Collection entries:
┌──

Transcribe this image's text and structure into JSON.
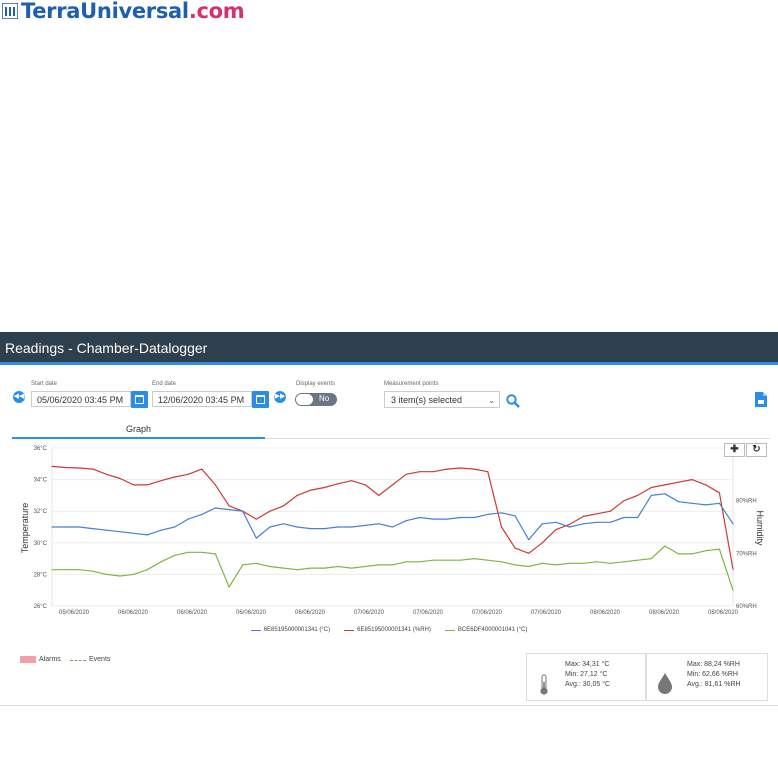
{
  "logo": {
    "part1": "TerraUniversal",
    "part2": ".com"
  },
  "window": {
    "title": "Readings - Chamber-Datalogger"
  },
  "filters": {
    "start_date_label": "Start date",
    "start_date_value": "05/06/2020 03:45 PM",
    "end_date_label": "End date",
    "end_date_value": "12/06/2020 03:45 PM",
    "display_events_label": "Display events",
    "display_events_value": "No",
    "measurement_points_label": "Measurement points",
    "measurement_points_value": "3 item(s) selected"
  },
  "tabs": [
    {
      "label": "Graph",
      "active": true
    }
  ],
  "colors": {
    "header_bg": "#2e3f4d",
    "accent": "#2b8ee6",
    "blue_series": "#4a7fd1",
    "red_series": "#cc3a34",
    "green_series": "#7fb642"
  },
  "legend": {
    "alarms": "Alarms",
    "events": "Events"
  },
  "stats": {
    "temperature": {
      "max": "Max: 34,31 °C",
      "min": "Min: 27,12 °C",
      "avg": "Avg.: 30,05 °C"
    },
    "humidity": {
      "max": "Max: 88,24 %RH",
      "min": "Min: 62,66 %RH",
      "avg": "Avg.: 81,61 %RH"
    }
  },
  "chart_data": {
    "type": "line",
    "ylabel": "Temperature",
    "y2label": "Humidity",
    "yticks": [
      "26°C",
      "28°C",
      "30°C",
      "32°C",
      "34°C",
      "36°C"
    ],
    "ylim": [
      26,
      36
    ],
    "y2ticks": [
      "60%RH",
      "70%RH",
      "80%RH"
    ],
    "y2lim": [
      60,
      90
    ],
    "xticks": [
      "05/06/2020",
      "06/06/2020",
      "06/06/2020",
      "06/06/2020",
      "06/06/2020",
      "07/06/2020",
      "07/06/2020",
      "07/06/2020",
      "07/06/2020",
      "08/06/2020",
      "08/06/2020",
      "08/06/2020"
    ],
    "x": [
      0,
      2,
      4,
      6,
      8,
      10,
      12,
      14,
      16,
      18,
      20,
      22,
      24,
      26,
      28,
      30,
      32,
      34,
      36,
      38,
      40,
      42,
      44,
      46,
      48,
      50,
      52,
      54,
      56,
      58,
      60,
      62,
      64,
      66,
      68,
      70,
      72,
      74,
      76,
      78,
      80,
      82,
      84,
      86,
      88,
      90,
      92,
      94,
      96,
      98,
      100
    ],
    "series": [
      {
        "name": "6E85195000001341 (°C)",
        "axis": "left",
        "values": [
          31.0,
          31.0,
          31.0,
          30.9,
          30.8,
          30.7,
          30.6,
          30.5,
          30.8,
          31.0,
          31.5,
          31.8,
          32.2,
          32.1,
          32.0,
          30.3,
          31.0,
          31.2,
          31.0,
          30.9,
          30.9,
          31.0,
          31.0,
          31.1,
          31.2,
          31.0,
          31.4,
          31.6,
          31.5,
          31.5,
          31.6,
          31.6,
          31.8,
          31.9,
          31.7,
          30.2,
          31.2,
          31.3,
          31.0,
          31.2,
          31.3,
          31.3,
          31.6,
          31.6,
          33.0,
          33.1,
          32.6,
          32.5,
          32.4,
          32.5,
          31.2
        ]
      },
      {
        "name": "6E85195000001341 (%RH)",
        "axis": "right",
        "values": [
          86.5,
          86.3,
          86.2,
          86.0,
          85.0,
          84.2,
          83.0,
          83.0,
          83.8,
          84.5,
          85.0,
          86.0,
          83.0,
          79.0,
          78.0,
          76.5,
          78.0,
          79.0,
          81.0,
          82.0,
          82.5,
          83.2,
          83.8,
          83.0,
          81.0,
          83.0,
          85.0,
          85.5,
          85.5,
          86.0,
          86.2,
          86.0,
          85.5,
          75.0,
          71.0,
          70.0,
          72.0,
          74.5,
          75.5,
          77.0,
          77.5,
          78.0,
          80.0,
          81.0,
          82.5,
          83.0,
          83.5,
          84.0,
          83.0,
          81.5,
          67.0
        ]
      },
      {
        "name": "BCE6DF4000001041 (°C)",
        "axis": "left",
        "values": [
          28.3,
          28.3,
          28.3,
          28.2,
          28.0,
          27.9,
          28.0,
          28.3,
          28.8,
          29.2,
          29.4,
          29.4,
          29.3,
          27.2,
          28.6,
          28.7,
          28.5,
          28.4,
          28.3,
          28.4,
          28.4,
          28.5,
          28.4,
          28.5,
          28.6,
          28.6,
          28.8,
          28.8,
          28.9,
          28.9,
          28.9,
          29.0,
          28.9,
          28.8,
          28.6,
          28.5,
          28.7,
          28.6,
          28.7,
          28.7,
          28.8,
          28.7,
          28.8,
          28.9,
          29.0,
          29.8,
          29.3,
          29.3,
          29.5,
          29.6,
          27.0
        ]
      }
    ]
  }
}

└──

* [What is needed] Copy all the entries word for word. Omit any pictures.

* [Solution for this problem]
Transcribe this image's text and structure into JSON.
{
  "logo": {
    "part1": "TerraUniversal",
    "part2": ".com"
  },
  "window": {
    "title": "Readings - Chamber-Datalogger"
  },
  "filters": {
    "start_date_label": "Start date",
    "start_date_value": "05/06/2020 03:45 PM",
    "end_date_label": "End date",
    "end_date_value": "12/06/2020 03:45 PM",
    "display_events_label": "Display events",
    "display_events_value": "No",
    "measurement_points_label": "Measurement points",
    "measurement_points_value": "3 item(s) selected"
  },
  "tabs": [
    {
      "label": "Graph",
      "active": true
    }
  ],
  "colors": {
    "header_bg": "#2e3f4d",
    "accent": "#2b8ee6",
    "blue_series": "#4a7fd1",
    "red_series": "#cc3a34",
    "green_series": "#7fb642"
  },
  "legend": {
    "alarms": "Alarms",
    "events": "Events"
  },
  "stats": {
    "temperature": {
      "max": "Max: 34,31 °C",
      "min": "Min: 27,12 °C",
      "avg": "Avg.: 30,05 °C"
    },
    "humidity": {
      "max": "Max: 88,24 %RH",
      "min": "Min: 62,66 %RH",
      "avg": "Avg.: 81,61 %RH"
    }
  },
  "chart_data": {
    "type": "line",
    "ylabel": "Temperature",
    "y2label": "Humidity",
    "yticks": [
      "26°C",
      "28°C",
      "30°C",
      "32°C",
      "34°C",
      "36°C"
    ],
    "ylim": [
      26,
      36
    ],
    "y2ticks": [
      "60%RH",
      "70%RH",
      "80%RH"
    ],
    "y2lim": [
      60,
      90
    ],
    "xticks": [
      "05/06/2020",
      "06/06/2020",
      "06/06/2020",
      "06/06/2020",
      "06/06/2020",
      "07/06/2020",
      "07/06/2020",
      "07/06/2020",
      "07/06/2020",
      "08/06/2020",
      "08/06/2020",
      "08/06/2020"
    ],
    "x": [
      0,
      2,
      4,
      6,
      8,
      10,
      12,
      14,
      16,
      18,
      20,
      22,
      24,
      26,
      28,
      30,
      32,
      34,
      36,
      38,
      40,
      42,
      44,
      46,
      48,
      50,
      52,
      54,
      56,
      58,
      60,
      62,
      64,
      66,
      68,
      70,
      72,
      74,
      76,
      78,
      80,
      82,
      84,
      86,
      88,
      90,
      92,
      94,
      96,
      98,
      100
    ],
    "series": [
      {
        "name": "6E85195000001341 (°C)",
        "axis": "left",
        "values": [
          31.0,
          31.0,
          31.0,
          30.9,
          30.8,
          30.7,
          30.6,
          30.5,
          30.8,
          31.0,
          31.5,
          31.8,
          32.2,
          32.1,
          32.0,
          30.3,
          31.0,
          31.2,
          31.0,
          30.9,
          30.9,
          31.0,
          31.0,
          31.1,
          31.2,
          31.0,
          31.4,
          31.6,
          31.5,
          31.5,
          31.6,
          31.6,
          31.8,
          31.9,
          31.7,
          30.2,
          31.2,
          31.3,
          31.0,
          31.2,
          31.3,
          31.3,
          31.6,
          31.6,
          33.0,
          33.1,
          32.6,
          32.5,
          32.4,
          32.5,
          31.2
        ]
      },
      {
        "name": "6E85195000001341 (%RH)",
        "axis": "right",
        "values": [
          86.5,
          86.3,
          86.2,
          86.0,
          85.0,
          84.2,
          83.0,
          83.0,
          83.8,
          84.5,
          85.0,
          86.0,
          83.0,
          79.0,
          78.0,
          76.5,
          78.0,
          79.0,
          81.0,
          82.0,
          82.5,
          83.2,
          83.8,
          83.0,
          81.0,
          83.0,
          85.0,
          85.5,
          85.5,
          86.0,
          86.2,
          86.0,
          85.5,
          75.0,
          71.0,
          70.0,
          72.0,
          74.5,
          75.5,
          77.0,
          77.5,
          78.0,
          80.0,
          81.0,
          82.5,
          83.0,
          83.5,
          84.0,
          83.0,
          81.5,
          67.0
        ]
      },
      {
        "name": "BCE6DF4000001041 (°C)",
        "axis": "left",
        "values": [
          28.3,
          28.3,
          28.3,
          28.2,
          28.0,
          27.9,
          28.0,
          28.3,
          28.8,
          29.2,
          29.4,
          29.4,
          29.3,
          27.2,
          28.6,
          28.7,
          28.5,
          28.4,
          28.3,
          28.4,
          28.4,
          28.5,
          28.4,
          28.5,
          28.6,
          28.6,
          28.8,
          28.8,
          28.9,
          28.9,
          28.9,
          29.0,
          28.9,
          28.8,
          28.6,
          28.5,
          28.7,
          28.6,
          28.7,
          28.7,
          28.8,
          28.7,
          28.8,
          28.9,
          29.0,
          29.8,
          29.3,
          29.3,
          29.5,
          29.6,
          27.0
        ]
      }
    ]
  }
}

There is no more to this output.